Find the lines that hold "object". Report only how many there are.

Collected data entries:

..........

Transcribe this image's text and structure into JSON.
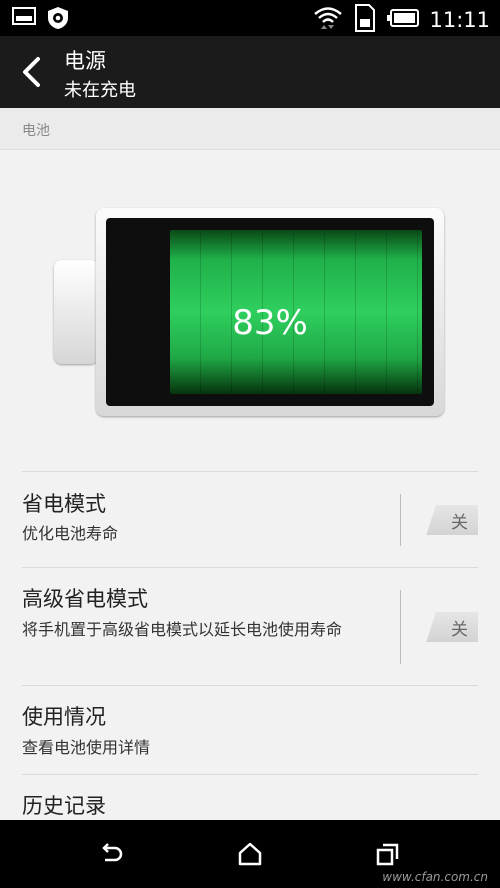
{
  "status_bar": {
    "time": "11:11"
  },
  "action_bar": {
    "title": "电源",
    "subtitle": "未在充电"
  },
  "section_header": "电池",
  "battery": {
    "level": 0.83,
    "percent_text": "83%"
  },
  "settings": [
    {
      "title": "省电模式",
      "subtitle": "优化电池寿命",
      "toggle": "关"
    },
    {
      "title": "高级省电模式",
      "subtitle": "将手机置于高级省电模式以延长电池使用寿命",
      "toggle": "关"
    },
    {
      "title": "使用情况",
      "subtitle": "查看电池使用详情"
    },
    {
      "title": "历史记录"
    }
  ],
  "watermark": "www.cfan.com.cn",
  "colors": {
    "battery_green": "#2fcf5e",
    "action_bar": "#1b1b1b"
  }
}
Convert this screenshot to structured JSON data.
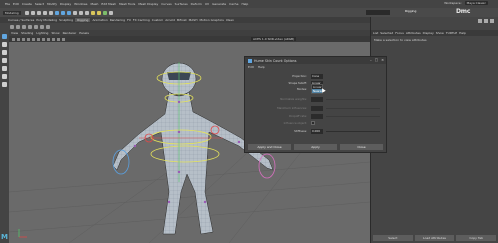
{
  "menubar": {
    "items": [
      "File",
      "Edit",
      "Create",
      "Select",
      "Modify",
      "Display",
      "Windows",
      "Mesh",
      "Edit Mesh",
      "Mesh Tools",
      "Mesh Display",
      "Curves",
      "Surfaces",
      "Deform",
      "UV",
      "Generate",
      "Cache",
      "Help"
    ],
    "workspace_label": "Workspace:",
    "workspace_value": "Maya Classic"
  },
  "shelf": {
    "mode": "Modeling",
    "live_selector": "",
    "user": "Rigging",
    "logo": "Dmc"
  },
  "shelf_tabs": [
    "Curves / Surfaces",
    "Poly Modeling",
    "Sculpting",
    "Rigging",
    "Animation",
    "Rendering",
    "FX",
    "FX Caching",
    "Custom",
    "Arnold",
    "Bifrost",
    "MASH",
    "Motion Graphics",
    "XGen"
  ],
  "active_shelf_tab": "Rigging",
  "viewport": {
    "menu": [
      "View",
      "Shading",
      "Lighting",
      "Show",
      "Renderer",
      "Panels"
    ],
    "camera": "ACES 1.0 SDR-video (sRGB)",
    "stats": ""
  },
  "right_panel": {
    "tabs": [
      "List",
      "Selected",
      "Focus",
      "Attributes",
      "Display",
      "Show",
      "TURTLE",
      "Help"
    ],
    "message": "Make a selection to view attributes",
    "bottom_buttons": [
      "Select",
      "Load Attributes",
      "Copy Tab"
    ]
  },
  "dialog": {
    "title": "Hume Skin Count Options",
    "menu": [
      "Edit",
      "Help"
    ],
    "rows": [
      {
        "label": "Projection:",
        "value": "Cone"
      },
      {
        "label": "Shape falloff:",
        "value": "Linear"
      },
      {
        "label": "Modes:",
        "value": "Nearest"
      },
      {
        "label": "Normalize weights:",
        "value": "",
        "dim": true
      },
      {
        "label": "Maximum influences:",
        "value": "",
        "dim": true
      },
      {
        "label": "Dropoff rate:",
        "value": "",
        "dim": true
      },
      {
        "label": "Influence object:",
        "value": "",
        "dim": true
      },
      {
        "label": "Stiffness:",
        "value": "0.000"
      }
    ],
    "dropdown_options": [
      "Linear",
      "Nearest"
    ],
    "buttons": [
      "Apply and Close",
      "Apply",
      "Close"
    ]
  },
  "colors": {
    "accent": "#61a6e0",
    "viewport_bg": "#6a6a6a",
    "highlight": "#5285a6"
  }
}
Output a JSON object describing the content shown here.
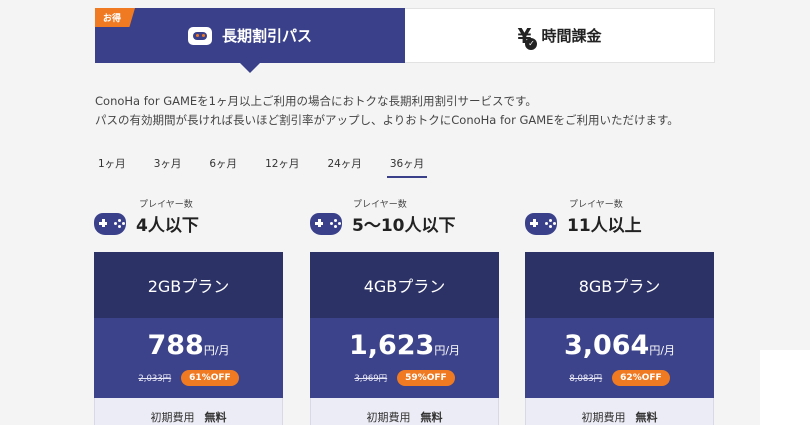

..........

* TASK ANSWER
2